Within the data that follows, how many lines carry the string "color"? Give the number alone.

::::::::

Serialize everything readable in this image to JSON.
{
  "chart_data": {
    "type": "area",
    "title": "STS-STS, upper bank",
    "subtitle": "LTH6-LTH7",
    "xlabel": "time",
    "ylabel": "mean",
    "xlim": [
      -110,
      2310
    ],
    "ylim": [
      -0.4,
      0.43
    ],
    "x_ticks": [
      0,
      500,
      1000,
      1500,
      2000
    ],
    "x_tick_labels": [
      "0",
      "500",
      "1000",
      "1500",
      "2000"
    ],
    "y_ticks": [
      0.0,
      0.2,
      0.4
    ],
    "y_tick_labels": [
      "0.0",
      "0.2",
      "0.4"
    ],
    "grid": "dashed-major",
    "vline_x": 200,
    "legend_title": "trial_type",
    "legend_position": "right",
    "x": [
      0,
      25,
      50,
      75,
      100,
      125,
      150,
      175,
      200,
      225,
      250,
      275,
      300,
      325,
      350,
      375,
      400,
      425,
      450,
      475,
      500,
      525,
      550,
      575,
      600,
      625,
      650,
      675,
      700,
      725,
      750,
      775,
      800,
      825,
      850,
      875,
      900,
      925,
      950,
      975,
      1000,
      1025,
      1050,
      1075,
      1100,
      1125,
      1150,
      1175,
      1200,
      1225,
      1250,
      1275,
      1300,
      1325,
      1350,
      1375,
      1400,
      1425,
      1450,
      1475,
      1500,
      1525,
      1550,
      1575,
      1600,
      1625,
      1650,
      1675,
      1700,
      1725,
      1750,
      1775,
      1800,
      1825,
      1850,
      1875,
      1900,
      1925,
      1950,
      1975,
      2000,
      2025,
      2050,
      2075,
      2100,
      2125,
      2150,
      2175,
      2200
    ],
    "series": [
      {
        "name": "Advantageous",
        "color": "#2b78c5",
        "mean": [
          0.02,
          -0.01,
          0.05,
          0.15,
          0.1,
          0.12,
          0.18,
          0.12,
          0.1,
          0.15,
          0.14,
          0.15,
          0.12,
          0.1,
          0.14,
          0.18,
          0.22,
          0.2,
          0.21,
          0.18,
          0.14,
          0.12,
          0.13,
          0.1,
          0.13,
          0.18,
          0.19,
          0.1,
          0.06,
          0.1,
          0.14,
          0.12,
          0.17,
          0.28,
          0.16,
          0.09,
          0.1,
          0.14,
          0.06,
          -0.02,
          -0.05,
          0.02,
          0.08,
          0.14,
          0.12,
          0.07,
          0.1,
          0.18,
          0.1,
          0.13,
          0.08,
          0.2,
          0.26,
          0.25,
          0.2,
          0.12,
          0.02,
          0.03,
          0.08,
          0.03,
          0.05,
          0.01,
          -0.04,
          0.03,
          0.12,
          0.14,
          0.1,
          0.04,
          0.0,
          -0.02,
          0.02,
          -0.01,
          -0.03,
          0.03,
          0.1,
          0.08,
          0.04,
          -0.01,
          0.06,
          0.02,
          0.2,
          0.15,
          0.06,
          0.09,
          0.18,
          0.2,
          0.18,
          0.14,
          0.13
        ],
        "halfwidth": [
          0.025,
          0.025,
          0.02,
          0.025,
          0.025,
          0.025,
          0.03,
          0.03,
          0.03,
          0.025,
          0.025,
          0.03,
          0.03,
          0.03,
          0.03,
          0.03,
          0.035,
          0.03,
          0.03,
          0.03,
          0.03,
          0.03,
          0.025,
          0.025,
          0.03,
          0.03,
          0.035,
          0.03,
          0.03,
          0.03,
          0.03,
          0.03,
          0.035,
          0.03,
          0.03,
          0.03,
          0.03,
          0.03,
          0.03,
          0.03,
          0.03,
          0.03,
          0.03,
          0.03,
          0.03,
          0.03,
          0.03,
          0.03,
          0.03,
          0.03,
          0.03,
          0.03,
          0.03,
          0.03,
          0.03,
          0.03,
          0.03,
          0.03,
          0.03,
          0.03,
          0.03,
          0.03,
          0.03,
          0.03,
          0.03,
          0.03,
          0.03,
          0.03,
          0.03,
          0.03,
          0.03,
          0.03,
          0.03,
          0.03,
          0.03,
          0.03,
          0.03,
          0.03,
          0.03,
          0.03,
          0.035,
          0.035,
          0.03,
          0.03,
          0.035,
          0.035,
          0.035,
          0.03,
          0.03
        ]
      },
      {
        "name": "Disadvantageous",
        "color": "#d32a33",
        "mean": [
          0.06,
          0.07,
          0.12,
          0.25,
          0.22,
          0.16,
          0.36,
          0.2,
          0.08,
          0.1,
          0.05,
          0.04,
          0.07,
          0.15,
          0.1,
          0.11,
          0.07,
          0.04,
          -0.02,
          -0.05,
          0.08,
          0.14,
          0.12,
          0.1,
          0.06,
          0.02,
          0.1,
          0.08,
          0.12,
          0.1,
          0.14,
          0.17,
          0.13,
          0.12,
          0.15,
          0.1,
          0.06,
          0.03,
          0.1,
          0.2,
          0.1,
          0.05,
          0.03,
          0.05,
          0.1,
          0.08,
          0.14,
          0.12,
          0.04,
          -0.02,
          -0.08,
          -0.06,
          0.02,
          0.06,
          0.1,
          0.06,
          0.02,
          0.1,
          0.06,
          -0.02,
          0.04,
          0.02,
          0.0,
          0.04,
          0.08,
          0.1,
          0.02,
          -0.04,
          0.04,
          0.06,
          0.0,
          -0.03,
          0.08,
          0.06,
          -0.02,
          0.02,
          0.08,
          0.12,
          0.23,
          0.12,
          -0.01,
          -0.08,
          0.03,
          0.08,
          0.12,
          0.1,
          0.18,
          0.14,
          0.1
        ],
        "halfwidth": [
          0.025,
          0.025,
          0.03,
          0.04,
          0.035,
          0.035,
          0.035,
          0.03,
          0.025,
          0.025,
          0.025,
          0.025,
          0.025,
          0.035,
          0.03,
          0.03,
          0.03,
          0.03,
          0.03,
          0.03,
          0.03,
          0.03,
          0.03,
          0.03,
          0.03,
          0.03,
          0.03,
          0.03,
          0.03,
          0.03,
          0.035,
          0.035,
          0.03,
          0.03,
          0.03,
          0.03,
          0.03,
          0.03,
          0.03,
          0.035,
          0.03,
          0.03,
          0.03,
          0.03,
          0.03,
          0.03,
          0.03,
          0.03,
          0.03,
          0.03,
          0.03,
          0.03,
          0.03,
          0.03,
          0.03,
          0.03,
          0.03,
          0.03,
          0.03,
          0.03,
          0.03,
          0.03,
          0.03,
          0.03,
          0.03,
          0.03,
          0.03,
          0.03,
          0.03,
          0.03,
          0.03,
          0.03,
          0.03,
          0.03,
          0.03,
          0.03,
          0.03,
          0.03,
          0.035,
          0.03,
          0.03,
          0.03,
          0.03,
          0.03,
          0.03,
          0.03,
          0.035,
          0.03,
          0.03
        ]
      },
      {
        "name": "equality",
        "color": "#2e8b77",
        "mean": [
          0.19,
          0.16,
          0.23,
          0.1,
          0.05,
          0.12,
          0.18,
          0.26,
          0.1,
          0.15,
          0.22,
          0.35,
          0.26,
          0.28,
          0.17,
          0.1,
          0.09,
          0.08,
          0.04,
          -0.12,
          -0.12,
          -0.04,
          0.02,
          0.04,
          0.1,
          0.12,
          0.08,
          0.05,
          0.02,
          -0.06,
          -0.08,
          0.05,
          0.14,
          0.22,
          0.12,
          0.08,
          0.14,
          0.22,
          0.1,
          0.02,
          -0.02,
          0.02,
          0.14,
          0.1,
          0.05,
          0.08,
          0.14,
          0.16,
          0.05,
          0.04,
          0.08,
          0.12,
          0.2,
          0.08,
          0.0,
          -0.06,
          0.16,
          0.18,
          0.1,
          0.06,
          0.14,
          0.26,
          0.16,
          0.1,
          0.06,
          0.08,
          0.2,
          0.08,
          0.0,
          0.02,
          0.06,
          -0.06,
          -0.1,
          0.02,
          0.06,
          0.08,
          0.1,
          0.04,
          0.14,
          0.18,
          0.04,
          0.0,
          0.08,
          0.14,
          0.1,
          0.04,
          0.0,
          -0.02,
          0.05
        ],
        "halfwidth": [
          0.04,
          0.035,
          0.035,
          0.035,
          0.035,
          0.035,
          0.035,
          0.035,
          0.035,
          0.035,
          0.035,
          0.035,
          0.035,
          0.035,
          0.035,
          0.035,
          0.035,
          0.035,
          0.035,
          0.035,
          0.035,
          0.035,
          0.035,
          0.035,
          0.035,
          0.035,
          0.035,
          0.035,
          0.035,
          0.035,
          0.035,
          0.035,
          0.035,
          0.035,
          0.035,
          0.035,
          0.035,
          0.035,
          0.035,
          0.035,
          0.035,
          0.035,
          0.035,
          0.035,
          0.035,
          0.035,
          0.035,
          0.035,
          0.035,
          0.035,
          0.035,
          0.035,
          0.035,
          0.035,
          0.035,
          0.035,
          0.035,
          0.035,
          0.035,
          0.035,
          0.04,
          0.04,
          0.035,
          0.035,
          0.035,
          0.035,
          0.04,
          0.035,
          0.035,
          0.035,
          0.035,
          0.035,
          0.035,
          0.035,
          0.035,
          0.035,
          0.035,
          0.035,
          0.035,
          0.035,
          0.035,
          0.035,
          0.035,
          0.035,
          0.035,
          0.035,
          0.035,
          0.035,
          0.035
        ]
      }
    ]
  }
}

::::::::

Output for this exercise >> 3